WHAT IS NEEDED: Output the listing below verbatim.

**********

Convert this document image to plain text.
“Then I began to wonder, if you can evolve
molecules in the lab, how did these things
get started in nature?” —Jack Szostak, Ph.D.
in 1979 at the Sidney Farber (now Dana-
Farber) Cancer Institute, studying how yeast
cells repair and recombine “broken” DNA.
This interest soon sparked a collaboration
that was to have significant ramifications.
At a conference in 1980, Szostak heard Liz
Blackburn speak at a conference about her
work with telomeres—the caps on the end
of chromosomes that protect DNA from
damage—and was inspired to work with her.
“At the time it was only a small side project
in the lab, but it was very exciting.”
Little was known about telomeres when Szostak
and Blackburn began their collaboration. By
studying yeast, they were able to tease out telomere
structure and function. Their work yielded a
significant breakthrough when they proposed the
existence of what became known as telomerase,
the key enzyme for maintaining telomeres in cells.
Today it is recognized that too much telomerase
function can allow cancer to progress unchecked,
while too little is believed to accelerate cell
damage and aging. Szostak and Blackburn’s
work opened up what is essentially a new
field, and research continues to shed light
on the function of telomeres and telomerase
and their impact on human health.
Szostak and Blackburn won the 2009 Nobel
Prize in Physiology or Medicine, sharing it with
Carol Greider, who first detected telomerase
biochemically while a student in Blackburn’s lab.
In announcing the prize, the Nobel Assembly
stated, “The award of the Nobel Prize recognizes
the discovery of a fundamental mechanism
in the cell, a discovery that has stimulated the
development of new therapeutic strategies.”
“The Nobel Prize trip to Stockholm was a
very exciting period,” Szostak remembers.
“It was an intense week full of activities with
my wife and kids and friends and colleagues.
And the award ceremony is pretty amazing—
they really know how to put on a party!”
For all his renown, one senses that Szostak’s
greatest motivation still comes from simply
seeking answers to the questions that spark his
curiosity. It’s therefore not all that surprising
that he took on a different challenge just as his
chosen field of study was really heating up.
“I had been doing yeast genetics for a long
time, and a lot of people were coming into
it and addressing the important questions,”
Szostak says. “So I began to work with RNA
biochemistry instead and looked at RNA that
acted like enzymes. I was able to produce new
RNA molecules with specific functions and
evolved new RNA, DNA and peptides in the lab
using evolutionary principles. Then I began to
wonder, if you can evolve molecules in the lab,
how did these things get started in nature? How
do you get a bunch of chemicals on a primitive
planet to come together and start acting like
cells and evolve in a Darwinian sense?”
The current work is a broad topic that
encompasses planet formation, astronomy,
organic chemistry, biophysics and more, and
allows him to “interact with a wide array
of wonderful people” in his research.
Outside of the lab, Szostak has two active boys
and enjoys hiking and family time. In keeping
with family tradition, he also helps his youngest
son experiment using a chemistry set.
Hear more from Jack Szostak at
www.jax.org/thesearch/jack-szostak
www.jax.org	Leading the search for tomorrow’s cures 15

**********

ANSWER:
Convert this document image to plain text.
“Then I began to wonder, if you can evolve
molecules in the lab, how did these things
get started in nature?” —Jack Szostak, Ph.D.
in 1979 at the Sidney Farber (now Dana-
Farber) Cancer Institute, studying how yeast
cells repair and recombine “broken” DNA.
This interest soon sparked a collaboration
that was to have significant ramifications.
At a conference in 1980, Szostak heard Liz
Blackburn speak at a conference about her
work with telomeres—the caps on the end
of chromosomes that protect DNA from
damage—and was inspired to work with her.
“At the time it was only a small side project
in the lab, but it was very exciting.”
Little was known about telomeres when Szostak
and Blackburn began their collaboration. By
studying yeast, they were able to tease out telomere
structure and function. Their work yielded a
significant breakthrough when they proposed the
existence of what became known as telomerase,
the key enzyme for maintaining telomeres in cells.
Today it is recognized that too much telomerase
function can allow cancer to progress unchecked,
while too little is believed to accelerate cell
damage and aging. Szostak and Blackburn’s
work opened up what is essentially a new
field, and research continues to shed light
on the function of telomeres and telomerase
and their impact on human health.
Szostak and Blackburn won the 2009 Nobel
Prize in Physiology or Medicine, sharing it with
Carol Greider, who first detected telomerase
biochemically while a student in Blackburn’s lab.
In announcing the prize, the Nobel Assembly
stated, “The award of the Nobel Prize recognizes
the discovery of a fundamental mechanism
in the cell, a discovery that has stimulated the
development of new therapeutic strategies.”
“The Nobel Prize trip to Stockholm was a
very exciting period,” Szostak remembers.
“It was an intense week full of activities with
my wife and kids and friends and colleagues.
And the award ceremony is pretty amazing—
they really know how to put on a party!”
For all his renown, one senses that Szostak’s
greatest motivation still comes from simply
seeking answers to the questions that spark his
curiosity. It’s therefore not all that surprising
that he took on a different challenge just as his
chosen field of study was really heating up.
“I had been doing yeast genetics for a long
time, and a lot of people were coming into
it and addressing the important questions,”
Szostak says. “So I began to work with RNA
biochemistry instead and looked at RNA that
acted like enzymes. I was able to produce new
RNA molecules with specific functions and
evolved new RNA, DNA and peptides in the lab
using evolutionary principles. Then I began to
wonder, if you can evolve molecules in the lab,
how did these things get started in nature? How
do you get a bunch of chemicals on a primitive
planet to come together and start acting like
cells and evolve in a Darwinian sense?”
The current work is a broad topic that
encompasses planet formation, astronomy,
organic chemistry, biophysics and more, and
allows him to “interact with a wide array
of wonderful people” in his research.
Outside of the lab, Szostak has two active boys
and enjoys hiking and family time. In keeping
with family tradition, he also helps his youngest
son experiment using a chemistry set.
Hear more from Jack Szostak at
www.jax.org/thesearch/jack-szostak
www.jax.org	Leading the search for tomorrow’s cures 15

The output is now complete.